- EXERCISE MATERIAL -
----------
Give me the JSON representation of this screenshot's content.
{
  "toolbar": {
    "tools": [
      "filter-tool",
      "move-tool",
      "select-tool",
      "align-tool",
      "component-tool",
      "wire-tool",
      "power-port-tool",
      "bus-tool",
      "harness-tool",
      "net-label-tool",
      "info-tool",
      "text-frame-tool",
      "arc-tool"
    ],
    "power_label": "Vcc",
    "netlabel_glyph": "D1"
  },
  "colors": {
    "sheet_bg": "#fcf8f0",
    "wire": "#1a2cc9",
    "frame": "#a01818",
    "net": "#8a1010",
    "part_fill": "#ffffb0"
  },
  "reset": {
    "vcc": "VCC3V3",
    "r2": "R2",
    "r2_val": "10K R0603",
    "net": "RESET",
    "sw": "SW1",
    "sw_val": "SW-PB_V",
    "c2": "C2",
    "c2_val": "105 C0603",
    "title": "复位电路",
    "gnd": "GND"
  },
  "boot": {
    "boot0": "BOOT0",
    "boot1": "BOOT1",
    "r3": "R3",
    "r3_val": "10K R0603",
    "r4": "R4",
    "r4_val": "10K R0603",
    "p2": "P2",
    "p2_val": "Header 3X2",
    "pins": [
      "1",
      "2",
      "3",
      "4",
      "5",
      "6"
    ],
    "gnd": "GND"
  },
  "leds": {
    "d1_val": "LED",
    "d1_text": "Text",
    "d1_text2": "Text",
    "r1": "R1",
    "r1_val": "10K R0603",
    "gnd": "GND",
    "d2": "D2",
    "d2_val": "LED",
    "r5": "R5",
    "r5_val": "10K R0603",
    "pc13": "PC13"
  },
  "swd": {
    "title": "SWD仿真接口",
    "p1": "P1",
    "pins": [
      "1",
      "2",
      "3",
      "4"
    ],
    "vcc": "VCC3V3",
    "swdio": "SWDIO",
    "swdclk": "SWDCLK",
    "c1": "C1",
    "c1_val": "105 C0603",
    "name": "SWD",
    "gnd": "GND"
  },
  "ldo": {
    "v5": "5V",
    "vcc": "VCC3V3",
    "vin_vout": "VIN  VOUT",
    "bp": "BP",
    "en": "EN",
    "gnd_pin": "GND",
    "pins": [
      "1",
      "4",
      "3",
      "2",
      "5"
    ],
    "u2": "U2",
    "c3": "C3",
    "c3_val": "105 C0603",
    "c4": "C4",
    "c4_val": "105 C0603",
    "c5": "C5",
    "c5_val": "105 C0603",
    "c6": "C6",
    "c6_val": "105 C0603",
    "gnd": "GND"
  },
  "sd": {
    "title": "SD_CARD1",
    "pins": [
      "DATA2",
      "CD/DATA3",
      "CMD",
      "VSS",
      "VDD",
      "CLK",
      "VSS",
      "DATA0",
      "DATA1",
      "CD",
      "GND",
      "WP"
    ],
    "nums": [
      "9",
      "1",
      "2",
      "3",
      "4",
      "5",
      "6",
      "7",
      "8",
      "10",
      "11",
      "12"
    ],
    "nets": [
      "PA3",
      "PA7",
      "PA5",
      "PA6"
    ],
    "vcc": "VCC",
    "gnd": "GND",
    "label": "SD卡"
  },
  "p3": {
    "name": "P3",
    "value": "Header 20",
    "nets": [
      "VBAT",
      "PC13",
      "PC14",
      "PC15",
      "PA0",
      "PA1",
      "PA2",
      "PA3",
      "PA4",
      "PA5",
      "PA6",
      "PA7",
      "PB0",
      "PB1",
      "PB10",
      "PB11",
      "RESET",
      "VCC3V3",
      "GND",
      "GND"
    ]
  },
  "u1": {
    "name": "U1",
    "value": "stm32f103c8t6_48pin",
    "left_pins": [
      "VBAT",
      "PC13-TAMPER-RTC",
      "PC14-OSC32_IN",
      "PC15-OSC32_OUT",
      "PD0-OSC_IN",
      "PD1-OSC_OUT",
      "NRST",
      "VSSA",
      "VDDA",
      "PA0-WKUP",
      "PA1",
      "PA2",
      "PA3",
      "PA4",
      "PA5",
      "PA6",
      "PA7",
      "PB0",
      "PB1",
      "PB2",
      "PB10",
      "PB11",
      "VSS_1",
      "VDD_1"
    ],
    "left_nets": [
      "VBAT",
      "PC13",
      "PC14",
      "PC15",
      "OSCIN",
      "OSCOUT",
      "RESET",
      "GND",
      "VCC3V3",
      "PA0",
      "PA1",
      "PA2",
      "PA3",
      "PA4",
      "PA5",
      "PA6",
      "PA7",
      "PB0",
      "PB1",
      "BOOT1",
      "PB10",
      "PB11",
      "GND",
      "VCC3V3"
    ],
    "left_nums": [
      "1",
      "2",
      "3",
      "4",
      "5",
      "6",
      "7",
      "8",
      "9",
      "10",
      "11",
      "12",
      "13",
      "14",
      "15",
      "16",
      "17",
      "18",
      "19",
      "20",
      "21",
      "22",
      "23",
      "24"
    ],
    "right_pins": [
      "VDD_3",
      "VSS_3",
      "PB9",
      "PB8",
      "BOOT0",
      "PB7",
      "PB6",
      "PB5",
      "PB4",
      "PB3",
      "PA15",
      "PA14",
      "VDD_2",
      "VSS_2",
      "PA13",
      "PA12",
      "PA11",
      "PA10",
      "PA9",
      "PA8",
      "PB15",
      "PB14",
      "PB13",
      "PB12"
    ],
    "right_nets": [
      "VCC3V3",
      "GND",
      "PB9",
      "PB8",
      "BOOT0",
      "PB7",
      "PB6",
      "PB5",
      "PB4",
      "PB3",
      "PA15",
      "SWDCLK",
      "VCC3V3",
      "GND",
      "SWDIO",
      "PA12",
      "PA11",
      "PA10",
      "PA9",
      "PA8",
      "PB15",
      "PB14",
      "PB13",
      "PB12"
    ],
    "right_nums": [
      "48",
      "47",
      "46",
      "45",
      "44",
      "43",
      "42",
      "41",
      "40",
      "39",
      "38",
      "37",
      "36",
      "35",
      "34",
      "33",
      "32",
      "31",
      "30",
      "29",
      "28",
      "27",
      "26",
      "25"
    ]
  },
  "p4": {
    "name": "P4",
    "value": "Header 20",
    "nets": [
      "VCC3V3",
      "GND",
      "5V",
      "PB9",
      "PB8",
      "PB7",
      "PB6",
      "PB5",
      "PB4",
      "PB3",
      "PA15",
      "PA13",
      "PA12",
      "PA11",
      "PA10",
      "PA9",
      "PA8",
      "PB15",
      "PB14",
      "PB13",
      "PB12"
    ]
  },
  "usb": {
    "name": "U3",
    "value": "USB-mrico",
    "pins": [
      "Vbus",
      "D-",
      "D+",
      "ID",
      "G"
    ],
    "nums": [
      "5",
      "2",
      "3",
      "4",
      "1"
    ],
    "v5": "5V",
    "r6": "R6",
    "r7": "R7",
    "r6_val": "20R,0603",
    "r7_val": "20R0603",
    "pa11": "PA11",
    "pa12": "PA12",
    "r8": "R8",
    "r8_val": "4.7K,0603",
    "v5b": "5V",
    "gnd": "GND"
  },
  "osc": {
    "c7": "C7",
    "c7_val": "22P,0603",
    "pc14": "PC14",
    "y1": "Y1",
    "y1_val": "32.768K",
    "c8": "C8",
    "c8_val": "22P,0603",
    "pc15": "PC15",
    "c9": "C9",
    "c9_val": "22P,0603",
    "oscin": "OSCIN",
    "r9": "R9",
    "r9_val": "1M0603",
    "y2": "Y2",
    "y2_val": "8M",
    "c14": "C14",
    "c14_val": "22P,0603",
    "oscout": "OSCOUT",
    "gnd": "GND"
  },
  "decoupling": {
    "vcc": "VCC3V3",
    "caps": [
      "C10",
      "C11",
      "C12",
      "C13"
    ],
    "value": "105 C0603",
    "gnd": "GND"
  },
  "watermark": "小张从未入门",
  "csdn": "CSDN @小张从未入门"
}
----------
- AIM OF THE TASK -
Scan the material above. Copy each line that holds the word "value".

- SOLUTION FOR THIS PROBLEM -
    "value": "Header 20",
    "value": "stm32f103c8t6_48pin",
    "value": "Header 20",
    "value": "USB-mrico",
    "value": "105 C0603",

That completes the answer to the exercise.